- [WHAT TO DO] Restate the records below word for word.

Collection entries:
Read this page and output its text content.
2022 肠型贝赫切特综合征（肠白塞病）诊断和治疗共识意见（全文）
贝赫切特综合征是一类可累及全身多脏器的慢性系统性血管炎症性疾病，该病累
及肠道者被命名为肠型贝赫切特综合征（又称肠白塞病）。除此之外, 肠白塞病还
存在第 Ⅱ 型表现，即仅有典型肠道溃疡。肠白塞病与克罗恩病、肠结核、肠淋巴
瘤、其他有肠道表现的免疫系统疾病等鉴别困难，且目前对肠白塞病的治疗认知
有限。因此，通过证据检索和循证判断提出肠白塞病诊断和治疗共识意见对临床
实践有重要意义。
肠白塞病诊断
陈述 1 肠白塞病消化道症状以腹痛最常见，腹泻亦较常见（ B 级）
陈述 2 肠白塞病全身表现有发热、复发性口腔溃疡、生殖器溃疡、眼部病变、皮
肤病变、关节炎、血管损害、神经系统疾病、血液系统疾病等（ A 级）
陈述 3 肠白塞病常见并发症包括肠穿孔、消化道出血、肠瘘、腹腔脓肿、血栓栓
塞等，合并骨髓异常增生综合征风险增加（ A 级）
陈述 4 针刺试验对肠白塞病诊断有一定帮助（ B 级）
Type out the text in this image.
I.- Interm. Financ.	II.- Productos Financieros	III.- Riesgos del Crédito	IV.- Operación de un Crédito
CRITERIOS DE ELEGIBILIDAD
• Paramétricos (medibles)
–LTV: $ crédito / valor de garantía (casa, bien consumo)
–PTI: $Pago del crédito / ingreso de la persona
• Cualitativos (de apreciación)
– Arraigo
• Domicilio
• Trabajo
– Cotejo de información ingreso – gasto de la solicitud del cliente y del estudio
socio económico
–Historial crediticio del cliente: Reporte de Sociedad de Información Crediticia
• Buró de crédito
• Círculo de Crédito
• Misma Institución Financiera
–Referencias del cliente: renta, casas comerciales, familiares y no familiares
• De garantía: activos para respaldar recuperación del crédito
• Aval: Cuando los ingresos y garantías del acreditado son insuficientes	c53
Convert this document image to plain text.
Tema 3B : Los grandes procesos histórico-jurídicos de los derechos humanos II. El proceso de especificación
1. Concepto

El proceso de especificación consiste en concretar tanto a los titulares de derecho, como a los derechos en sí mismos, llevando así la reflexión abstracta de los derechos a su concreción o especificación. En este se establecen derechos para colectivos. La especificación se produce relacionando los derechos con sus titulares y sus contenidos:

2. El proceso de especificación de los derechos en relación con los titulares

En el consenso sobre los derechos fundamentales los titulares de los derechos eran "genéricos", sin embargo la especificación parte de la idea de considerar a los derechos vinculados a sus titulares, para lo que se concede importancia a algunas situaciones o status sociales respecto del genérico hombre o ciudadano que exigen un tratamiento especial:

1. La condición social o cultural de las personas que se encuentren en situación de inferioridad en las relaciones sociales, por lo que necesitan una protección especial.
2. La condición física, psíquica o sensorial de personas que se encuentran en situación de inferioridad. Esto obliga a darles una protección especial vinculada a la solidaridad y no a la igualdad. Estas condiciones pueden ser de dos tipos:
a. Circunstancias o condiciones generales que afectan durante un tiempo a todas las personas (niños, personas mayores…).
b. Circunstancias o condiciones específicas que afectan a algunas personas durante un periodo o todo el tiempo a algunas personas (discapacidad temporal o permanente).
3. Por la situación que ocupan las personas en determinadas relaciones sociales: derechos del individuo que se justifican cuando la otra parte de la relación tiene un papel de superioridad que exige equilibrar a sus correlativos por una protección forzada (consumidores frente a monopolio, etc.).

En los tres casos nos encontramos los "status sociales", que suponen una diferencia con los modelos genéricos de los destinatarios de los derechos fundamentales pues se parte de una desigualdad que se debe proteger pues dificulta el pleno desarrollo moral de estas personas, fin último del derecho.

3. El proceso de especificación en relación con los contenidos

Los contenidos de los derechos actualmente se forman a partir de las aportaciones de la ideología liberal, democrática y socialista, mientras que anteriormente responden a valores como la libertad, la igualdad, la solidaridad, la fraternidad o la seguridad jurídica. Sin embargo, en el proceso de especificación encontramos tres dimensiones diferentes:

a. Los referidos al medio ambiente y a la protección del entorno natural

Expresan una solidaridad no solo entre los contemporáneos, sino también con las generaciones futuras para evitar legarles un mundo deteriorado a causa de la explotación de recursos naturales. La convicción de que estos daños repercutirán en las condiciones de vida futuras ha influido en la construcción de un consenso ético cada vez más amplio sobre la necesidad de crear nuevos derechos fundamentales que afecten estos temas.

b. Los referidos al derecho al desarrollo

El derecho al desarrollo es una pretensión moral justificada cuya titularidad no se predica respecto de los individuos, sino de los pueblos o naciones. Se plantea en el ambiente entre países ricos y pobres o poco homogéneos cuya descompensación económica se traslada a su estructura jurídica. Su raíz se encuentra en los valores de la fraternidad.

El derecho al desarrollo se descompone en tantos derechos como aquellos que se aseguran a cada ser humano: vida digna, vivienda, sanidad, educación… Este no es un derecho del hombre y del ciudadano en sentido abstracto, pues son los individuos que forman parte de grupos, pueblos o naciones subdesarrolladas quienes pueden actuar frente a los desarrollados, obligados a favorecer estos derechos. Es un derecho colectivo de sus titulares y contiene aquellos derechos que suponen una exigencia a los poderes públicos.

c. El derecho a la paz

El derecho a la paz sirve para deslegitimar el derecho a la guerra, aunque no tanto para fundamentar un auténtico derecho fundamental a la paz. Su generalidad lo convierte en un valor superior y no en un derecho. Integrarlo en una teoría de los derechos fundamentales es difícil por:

- [THE OUTPUT]
Read this page and output its text content.
2022 肠型贝赫切特综合征（肠白塞病）诊断和治疗共识意见（全文）
贝赫切特综合征是一类可累及全身多脏器的慢性系统性血管炎症性疾病，该病累
及肠道者被命名为肠型贝赫切特综合征（又称肠白塞病）。除此之外, 肠白塞病还
存在第 Ⅱ 型表现，即仅有典型肠道溃疡。肠白塞病与克罗恩病、肠结核、肠淋巴
瘤、其他有肠道表现的免疫系统疾病等鉴别困难，且目前对肠白塞病的治疗认知
有限。因此，通过证据检索和循证判断提出肠白塞病诊断和治疗共识意见对临床
实践有重要意义。
肠白塞病诊断
陈述 1 肠白塞病消化道症状以腹痛最常见，腹泻亦较常见（ B 级）
陈述 2 肠白塞病全身表现有发热、复发性口腔溃疡、生殖器溃疡、眼部病变、皮
肤病变、关节炎、血管损害、神经系统疾病、血液系统疾病等（ A 级）
陈述 3 肠白塞病常见并发症包括肠穿孔、消化道出血、肠瘘、腹腔脓肿、血栓栓
塞等，合并骨髓异常增生综合征风险增加（ A 级）
陈述 4 针刺试验对肠白塞病诊断有一定帮助（ B 级）
Type out the text in this image.
I.- Interm. Financ.	II.- Productos Financieros	III.- Riesgos del Crédito	IV.- Operación de un Crédito
CRITERIOS DE ELEGIBILIDAD
• Paramétricos (medibles)
–LTV: $ crédito / valor de garantía (casa, bien consumo)
–PTI: $Pago del crédito / ingreso de la persona
• Cualitativos (de apreciación)
– Arraigo
• Domicilio
• Trabajo
– Cotejo de información ingreso – gasto de la solicitud del cliente y del estudio
socio económico
–Historial crediticio del cliente: Reporte de Sociedad de Información Crediticia
• Buró de crédito
• Círculo de Crédito
• Misma Institución Financiera
–Referencias del cliente: renta, casas comerciales, familiares y no familiares
• De garantía: activos para respaldar recuperación del crédito
• Aval: Cuando los ingresos y garantías del acreditado son insuficientes	c53
Convert this document image to plain text.
Tema 3B : Los grandes procesos histórico-jurídicos de los derechos humanos II. El proceso de especificación
1. Concepto

El proceso de especificación consiste en concretar tanto a los titulares de derecho, como a los derechos en sí mismos, llevando así la reflexión abstracta de los derechos a su concreción o especificación. En este se establecen derechos para colectivos. La especificación se produce relacionando los derechos con sus titulares y sus contenidos:

2. El proceso de especificación de los derechos en relación con los titulares

En el consenso sobre los derechos fundamentales los titulares de los derechos eran "genéricos", sin embargo la especificación parte de la idea de considerar a los derechos vinculados a sus titulares, para lo que se concede importancia a algunas situaciones o status sociales respecto del genérico hombre o ciudadano que exigen un tratamiento especial:

1. La condición social o cultural de las personas que se encuentren en situación de inferioridad en las relaciones sociales, por lo que necesitan una protección especial.
2. La condición física, psíquica o sensorial de personas que se encuentran en situación de inferioridad. Esto obliga a darles una protección especial vinculada a la solidaridad y no a la igualdad. Estas condiciones pueden ser de dos tipos:
a. Circunstancias o condiciones generales que afectan durante un tiempo a todas las personas (niños, personas mayores…).
b. Circunstancias o condiciones específicas que afectan a algunas personas durante un periodo o todo el tiempo a algunas personas (discapacidad temporal o permanente).
3. Por la situación que ocupan las personas en determinadas relaciones sociales: derechos del individuo que se justifican cuando la otra parte de la relación tiene un papel de superioridad que exige equilibrar a sus correlativos por una protección forzada (consumidores frente a monopolio, etc.).

En los tres casos nos encontramos los "status sociales", que suponen una diferencia con los modelos genéricos de los destinatarios de los derechos fundamentales pues se parte de una desigualdad que se debe proteger pues dificulta el pleno desarrollo moral de estas personas, fin último del derecho.

3. El proceso de especificación en relación con los contenidos

Los contenidos de los derechos actualmente se forman a partir de las aportaciones de la ideología liberal, democrática y socialista, mientras que anteriormente responden a valores como la libertad, la igualdad, la solidaridad, la fraternidad o la seguridad jurídica. Sin embargo, en el proceso de especificación encontramos tres dimensiones diferentes:

a. Los referidos al medio ambiente y a la protección del entorno natural

Expresan una solidaridad no solo entre los contemporáneos, sino también con las generaciones futuras para evitar legarles un mundo deteriorado a causa de la explotación de recursos naturales. La convicción de que estos daños repercutirán en las condiciones de vida futuras ha influido en la construcción de un consenso ético cada vez más amplio sobre la necesidad de crear nuevos derechos fundamentales que afecten estos temas.

b. Los referidos al derecho al desarrollo

El derecho al desarrollo es una pretensión moral justificada cuya titularidad no se predica respecto de los individuos, sino de los pueblos o naciones. Se plantea en el ambiente entre países ricos y pobres o poco homogéneos cuya descompensación económica se traslada a su estructura jurídica. Su raíz se encuentra en los valores de la fraternidad.

El derecho al desarrollo se descompone en tantos derechos como aquellos que se aseguran a cada ser humano: vida digna, vivienda, sanidad, educación… Este no es un derecho del hombre y del ciudadano en sentido abstracto, pues son los individuos que forman parte de grupos, pueblos o naciones subdesarrolladas quienes pueden actuar frente a los desarrollados, obligados a favorecer estos derechos. Es un derecho colectivo de sus titulares y contiene aquellos derechos que suponen una exigencia a los poderes públicos.

c. El derecho a la paz

El derecho a la paz sirve para deslegitimar el derecho a la guerra, aunque no tanto para fundamentar un auténtico derecho fundamental a la paz. Su generalidad lo convierte en un valor superior y no en un derecho. Integrarlo en una teoría de los derechos fundamentales es difícil por:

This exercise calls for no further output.